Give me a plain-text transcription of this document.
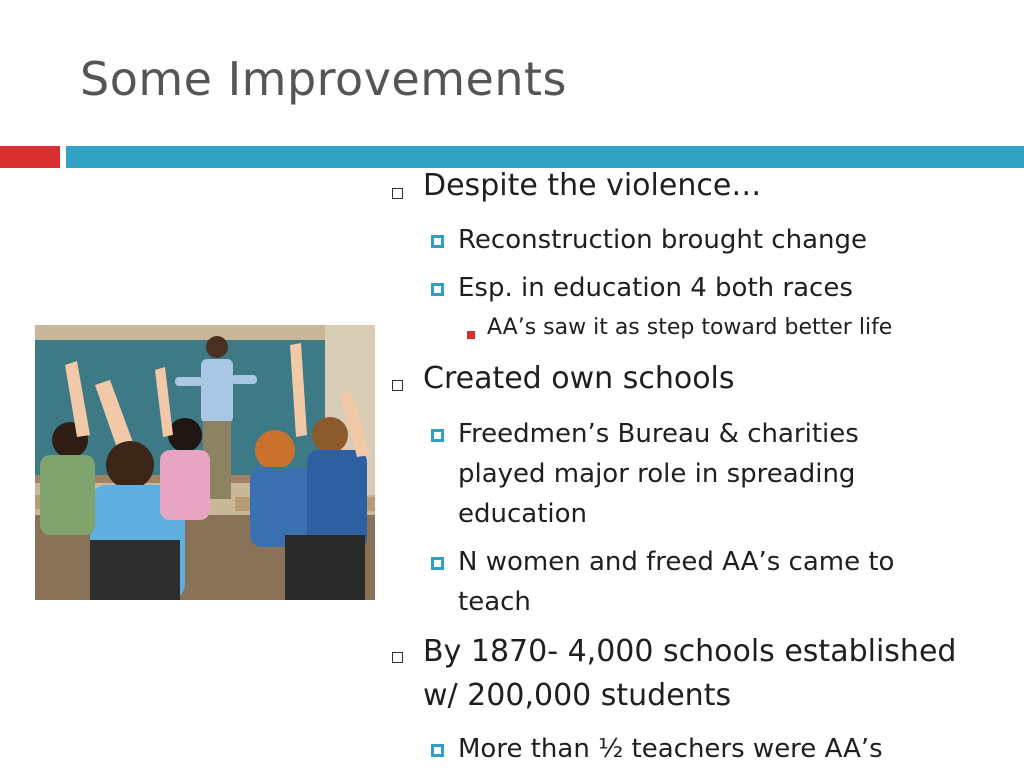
Some Improvements
Despite the violence…
Reconstruction brought change
Esp. in education 4 both races
AA’s saw it as step toward better life
Created own schools
Freedmen’s Bureau & charities
played major role in spreading
education
N women and freed AA’s came to
teach
By 1870- 4,000 schools established
w/ 200,000 students
More than ½ teachers were AA’s
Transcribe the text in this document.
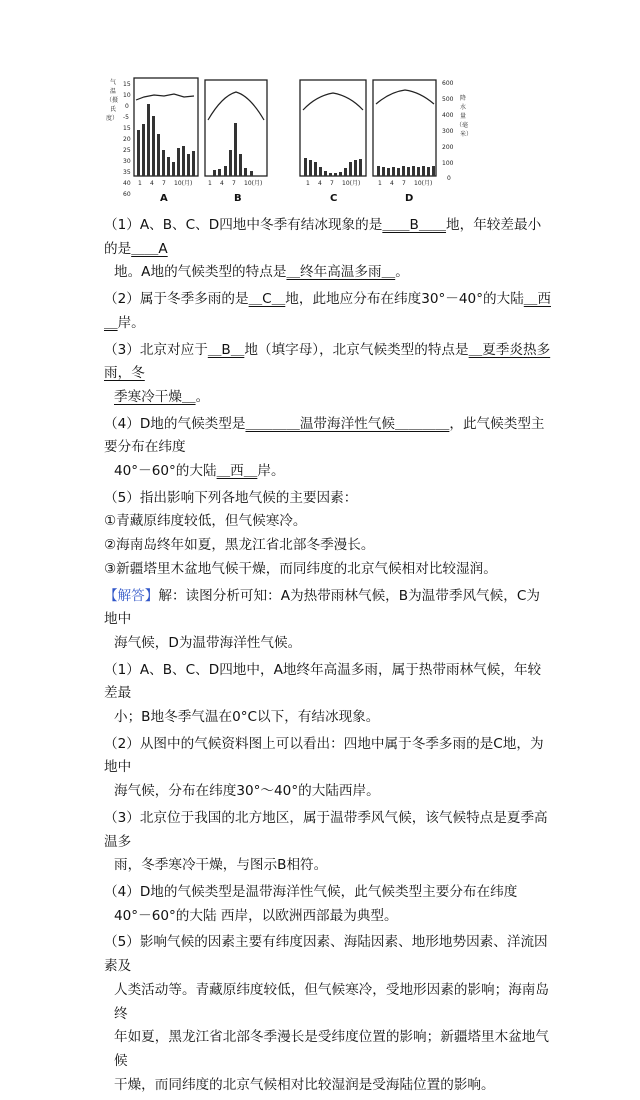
气
温
（摄
氏
度）
15
10
0
-5
15
20
25
30
35
40
60
1 4 7 10(月)
A
1 4 7 10(月)
B
1 4 7 10(月)
C
1 4 7 10(月)
D
600
500
400
300
200
100
0
降
水
量
（毫
米）
（1）A、B、C、D四地中冬季有结冰现象的是＿＿B＿＿地，年较差最小的是＿＿A
地。A地的气候类型的特点是＿终年高温多雨＿。
（2）属于冬季多雨的是＿C＿地，此地应分布在纬度30°－40°的大陆＿西＿岸。
（3）北京对应于＿B＿地（填字母），北京气候类型的特点是＿夏季炎热多雨，冬
季寒冷干燥＿。
（4）D地的气候类型是＿＿＿＿温带海洋性气候＿＿＿＿，此气候类型主要分布在纬度
40°－60°的大陆＿西＿岸。
（5）指出影响下列各地气候的主要因素：
①青藏原纬度较低，但气候寒冷。
②海南岛终年如夏，黑龙江省北部冬季漫长。
③新疆塔里木盆地气候干燥，而同纬度的北京气候相对比较湿润。
【解答】解：读图分析可知：A为热带雨林气候，B为温带季风气候，C为地中
海气候，D为温带海洋性气候。
（1）A、B、C、D四地中，A地终年高温多雨，属于热带雨林气候，年较差最
小；B地冬季气温在0°C以下，有结冰现象。
（2）从图中的气候资料图上可以看出：四地中属于冬季多雨的是C地，为地中
海气候，分布在纬度30°～40°的大陆西岸。
（3）北京位于我国的北方地区，属于温带季风气候，该气候特点是夏季高温多
雨，冬季寒冷干燥，与图示B相符。
（4）D地的气候类型是温带海洋性气候，此气候类型主要分布在纬度
40°－60°的大陆 西岸，以欧洲西部最为典型。
（5）影响气候的因素主要有纬度因素、海陆因素、地形地势因素、洋流因素及
人类活动等。青藏原纬度较低，但气候寒冷，受地形因素的影响；海南岛终
年如夏，黑龙江省北部冬季漫长是受纬度位置的影响；新疆塔里木盆地气候
干燥，而同纬度的北京气候相对比较湿润是受海陆位置的影响。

### WHAT TO WORK ON
Which lines hold the string "text"? List them all.

### EXPECTED ANSWER
Give me a plain-text transcription of this document.
Transcribe the text in this document.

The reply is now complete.